Exercise description:
In the copy, include every entry exactly but none of the pictures.
══════════════════════════════
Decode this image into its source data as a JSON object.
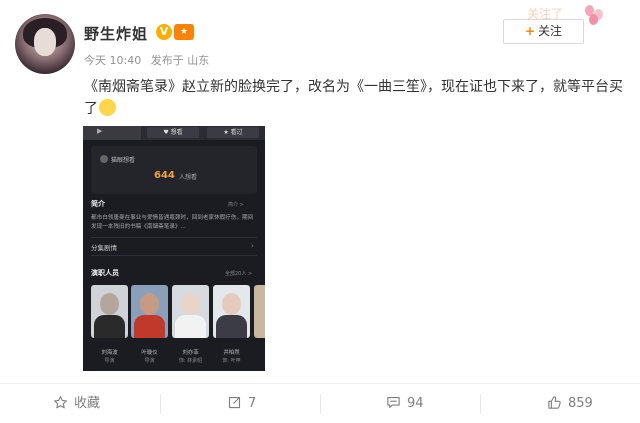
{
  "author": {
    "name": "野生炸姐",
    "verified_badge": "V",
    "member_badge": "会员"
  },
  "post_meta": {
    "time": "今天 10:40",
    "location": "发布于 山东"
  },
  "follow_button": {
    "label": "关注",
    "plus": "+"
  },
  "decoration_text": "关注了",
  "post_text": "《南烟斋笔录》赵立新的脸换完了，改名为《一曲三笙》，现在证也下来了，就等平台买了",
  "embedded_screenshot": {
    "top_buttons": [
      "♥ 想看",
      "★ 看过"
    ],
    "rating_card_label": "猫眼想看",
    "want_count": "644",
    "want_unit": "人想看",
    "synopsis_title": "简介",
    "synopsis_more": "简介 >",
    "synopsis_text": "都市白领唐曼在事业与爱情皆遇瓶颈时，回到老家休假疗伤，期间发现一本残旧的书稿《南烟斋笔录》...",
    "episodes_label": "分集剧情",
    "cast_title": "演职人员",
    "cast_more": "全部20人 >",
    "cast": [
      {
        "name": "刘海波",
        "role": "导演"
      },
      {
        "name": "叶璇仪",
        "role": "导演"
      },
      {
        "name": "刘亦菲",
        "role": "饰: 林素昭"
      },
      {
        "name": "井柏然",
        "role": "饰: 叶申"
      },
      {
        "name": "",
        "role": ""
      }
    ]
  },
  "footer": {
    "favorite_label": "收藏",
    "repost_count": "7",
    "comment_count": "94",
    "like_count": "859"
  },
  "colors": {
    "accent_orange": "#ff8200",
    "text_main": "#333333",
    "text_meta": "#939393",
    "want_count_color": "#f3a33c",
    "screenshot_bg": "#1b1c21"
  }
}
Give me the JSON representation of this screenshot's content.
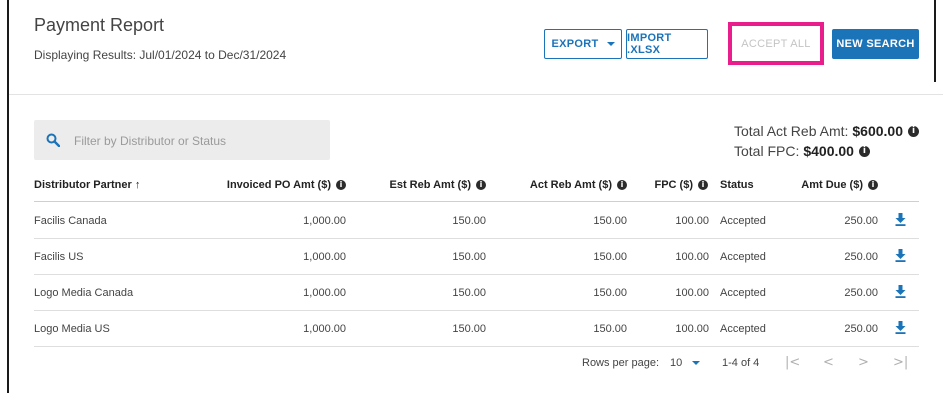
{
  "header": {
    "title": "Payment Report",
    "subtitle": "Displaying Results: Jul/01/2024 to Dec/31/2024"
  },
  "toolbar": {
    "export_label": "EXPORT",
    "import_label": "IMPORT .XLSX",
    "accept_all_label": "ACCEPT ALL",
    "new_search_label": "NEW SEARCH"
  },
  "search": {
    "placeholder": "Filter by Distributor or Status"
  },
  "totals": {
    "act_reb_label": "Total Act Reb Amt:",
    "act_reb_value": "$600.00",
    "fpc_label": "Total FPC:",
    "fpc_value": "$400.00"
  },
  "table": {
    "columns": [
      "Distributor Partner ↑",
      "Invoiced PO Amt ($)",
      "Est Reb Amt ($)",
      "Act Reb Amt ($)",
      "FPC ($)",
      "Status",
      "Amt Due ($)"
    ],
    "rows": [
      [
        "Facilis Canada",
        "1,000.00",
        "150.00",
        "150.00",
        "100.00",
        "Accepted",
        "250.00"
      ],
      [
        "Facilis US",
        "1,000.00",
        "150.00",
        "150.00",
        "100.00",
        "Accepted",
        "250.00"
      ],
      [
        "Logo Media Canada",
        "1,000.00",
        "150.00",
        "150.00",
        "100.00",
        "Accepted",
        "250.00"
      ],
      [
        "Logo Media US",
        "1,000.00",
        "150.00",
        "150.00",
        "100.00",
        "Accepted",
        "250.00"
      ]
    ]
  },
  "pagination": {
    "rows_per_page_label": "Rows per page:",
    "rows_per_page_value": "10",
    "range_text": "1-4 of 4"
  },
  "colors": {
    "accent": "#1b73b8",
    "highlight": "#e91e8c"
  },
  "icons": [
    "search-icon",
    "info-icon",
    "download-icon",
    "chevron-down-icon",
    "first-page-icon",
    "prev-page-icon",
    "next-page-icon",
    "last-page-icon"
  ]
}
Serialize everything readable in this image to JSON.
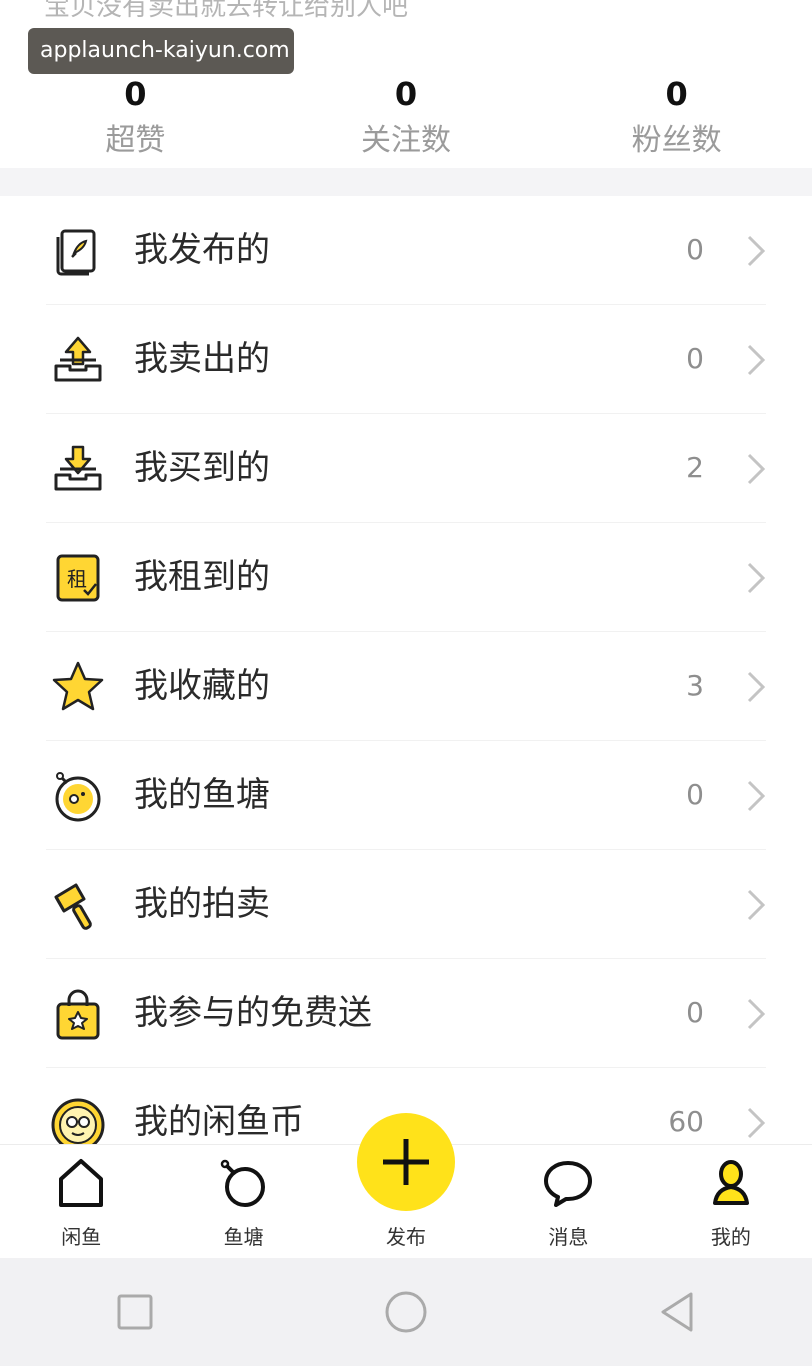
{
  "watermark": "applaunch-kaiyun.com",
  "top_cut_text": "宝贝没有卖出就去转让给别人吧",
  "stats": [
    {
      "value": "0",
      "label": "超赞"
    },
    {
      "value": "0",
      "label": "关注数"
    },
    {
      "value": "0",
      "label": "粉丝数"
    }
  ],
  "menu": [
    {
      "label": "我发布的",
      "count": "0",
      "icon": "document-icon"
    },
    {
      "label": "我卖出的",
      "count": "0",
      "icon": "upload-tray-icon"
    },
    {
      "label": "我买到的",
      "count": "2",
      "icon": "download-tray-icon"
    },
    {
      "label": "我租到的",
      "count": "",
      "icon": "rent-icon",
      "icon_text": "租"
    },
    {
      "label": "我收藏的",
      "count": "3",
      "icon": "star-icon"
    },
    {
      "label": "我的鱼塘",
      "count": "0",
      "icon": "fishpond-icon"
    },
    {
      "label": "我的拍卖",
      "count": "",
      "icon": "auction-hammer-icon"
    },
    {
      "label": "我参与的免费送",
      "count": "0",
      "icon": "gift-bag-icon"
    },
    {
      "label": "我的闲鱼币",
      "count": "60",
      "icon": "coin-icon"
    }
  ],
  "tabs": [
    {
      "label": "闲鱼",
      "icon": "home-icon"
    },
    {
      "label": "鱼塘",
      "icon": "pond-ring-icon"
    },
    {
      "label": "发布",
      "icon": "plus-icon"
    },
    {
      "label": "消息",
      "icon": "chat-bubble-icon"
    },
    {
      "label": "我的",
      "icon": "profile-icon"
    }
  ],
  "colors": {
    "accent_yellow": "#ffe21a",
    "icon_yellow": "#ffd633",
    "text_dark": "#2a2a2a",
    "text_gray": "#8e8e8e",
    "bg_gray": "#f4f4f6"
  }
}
══════════════════════════════
Answer to this problem:
Decode this image into its source data as a JSON object.
{
  "author": {
    "name": "野生炸姐",
    "verified_badge": "V",
    "member_badge": "会员"
  },
  "post_meta": {
    "time": "今天 10:40",
    "location": "发布于 山东"
  },
  "follow_button": {
    "label": "关注",
    "plus": "+"
  },
  "decoration_text": "关注了",
  "post_text": "《南烟斋笔录》赵立新的脸换完了，改名为《一曲三笙》，现在证也下来了，就等平台买了",
  "embedded_screenshot": {
    "top_buttons": [
      "♥ 想看",
      "★ 看过"
    ],
    "rating_card_label": "猫眼想看",
    "want_count": "644",
    "want_unit": "人想看",
    "synopsis_title": "简介",
    "synopsis_more": "简介 >",
    "synopsis_text": "都市白领唐曼在事业与爱情皆遇瓶颈时，回到老家休假疗伤，期间发现一本残旧的书稿《南烟斋笔录》...",
    "episodes_label": "分集剧情",
    "cast_title": "演职人员",
    "cast_more": "全部20人 >",
    "cast": [
      {
        "name": "刘海波",
        "role": "导演"
      },
      {
        "name": "叶璇仪",
        "role": "导演"
      },
      {
        "name": "刘亦菲",
        "role": "饰: 林素昭"
      },
      {
        "name": "井柏然",
        "role": "饰: 叶申"
      },
      {
        "name": "",
        "role": ""
      }
    ]
  },
  "footer": {
    "favorite_label": "收藏",
    "repost_count": "7",
    "comment_count": "94",
    "like_count": "859"
  },
  "colors": {
    "accent_orange": "#ff8200",
    "text_main": "#333333",
    "text_meta": "#939393",
    "want_count_color": "#f3a33c",
    "screenshot_bg": "#1b1c21"
  }
}
Give me the JSON representation of this screenshot's content.
{
  "header": {
    "title": "Payment Report",
    "subtitle": "Displaying Results: Jul/01/2024 to Dec/31/2024"
  },
  "toolbar": {
    "export_label": "EXPORT",
    "import_label": "IMPORT .XLSX",
    "accept_all_label": "ACCEPT ALL",
    "new_search_label": "NEW SEARCH"
  },
  "search": {
    "placeholder": "Filter by Distributor or Status"
  },
  "totals": {
    "act_reb_label": "Total Act Reb Amt:",
    "act_reb_value": "$600.00",
    "fpc_label": "Total FPC:",
    "fpc_value": "$400.00"
  },
  "table": {
    "columns": [
      "Distributor Partner ↑",
      "Invoiced PO Amt ($)",
      "Est Reb Amt ($)",
      "Act Reb Amt ($)",
      "FPC ($)",
      "Status",
      "Amt Due ($)"
    ],
    "rows": [
      [
        "Facilis Canada",
        "1,000.00",
        "150.00",
        "150.00",
        "100.00",
        "Accepted",
        "250.00"
      ],
      [
        "Facilis US",
        "1,000.00",
        "150.00",
        "150.00",
        "100.00",
        "Accepted",
        "250.00"
      ],
      [
        "Logo Media Canada",
        "1,000.00",
        "150.00",
        "150.00",
        "100.00",
        "Accepted",
        "250.00"
      ],
      [
        "Logo Media US",
        "1,000.00",
        "150.00",
        "150.00",
        "100.00",
        "Accepted",
        "250.00"
      ]
    ]
  },
  "pagination": {
    "rows_per_page_label": "Rows per page:",
    "rows_per_page_value": "10",
    "range_text": "1-4 of 4"
  },
  "colors": {
    "accent": "#1b73b8",
    "highlight": "#e91e8c"
  },
  "icons": [
    "search-icon",
    "info-icon",
    "download-icon",
    "chevron-down-icon",
    "first-page-icon",
    "prev-page-icon",
    "next-page-icon",
    "last-page-icon"
  ]
}
Serialize everything readable in this image to JSON.
{
  "watermark": "applaunch-kaiyun.com",
  "top_cut_text": "宝贝没有卖出就去转让给别人吧",
  "stats": [
    {
      "value": "0",
      "label": "超赞"
    },
    {
      "value": "0",
      "label": "关注数"
    },
    {
      "value": "0",
      "label": "粉丝数"
    }
  ],
  "menu": [
    {
      "label": "我发布的",
      "count": "0",
      "icon": "document-icon"
    },
    {
      "label": "我卖出的",
      "count": "0",
      "icon": "upload-tray-icon"
    },
    {
      "label": "我买到的",
      "count": "2",
      "icon": "download-tray-icon"
    },
    {
      "label": "我租到的",
      "count": "",
      "icon": "rent-icon",
      "icon_text": "租"
    },
    {
      "label": "我收藏的",
      "count": "3",
      "icon": "star-icon"
    },
    {
      "label": "我的鱼塘",
      "count": "0",
      "icon": "fishpond-icon"
    },
    {
      "label": "我的拍卖",
      "count": "",
      "icon": "auction-hammer-icon"
    },
    {
      "label": "我参与的免费送",
      "count": "0",
      "icon": "gift-bag-icon"
    },
    {
      "label": "我的闲鱼币",
      "count": "60",
      "icon": "coin-icon"
    }
  ],
  "tabs": [
    {
      "label": "闲鱼",
      "icon": "home-icon"
    },
    {
      "label": "鱼塘",
      "icon": "pond-ring-icon"
    },
    {
      "label": "发布",
      "icon": "plus-icon"
    },
    {
      "label": "消息",
      "icon": "chat-bubble-icon"
    },
    {
      "label": "我的",
      "icon": "profile-icon"
    }
  ],
  "colors": {
    "accent_yellow": "#ffe21a",
    "icon_yellow": "#ffd633",
    "text_dark": "#2a2a2a",
    "text_gray": "#8e8e8e",
    "bg_gray": "#f4f4f6"
  }
}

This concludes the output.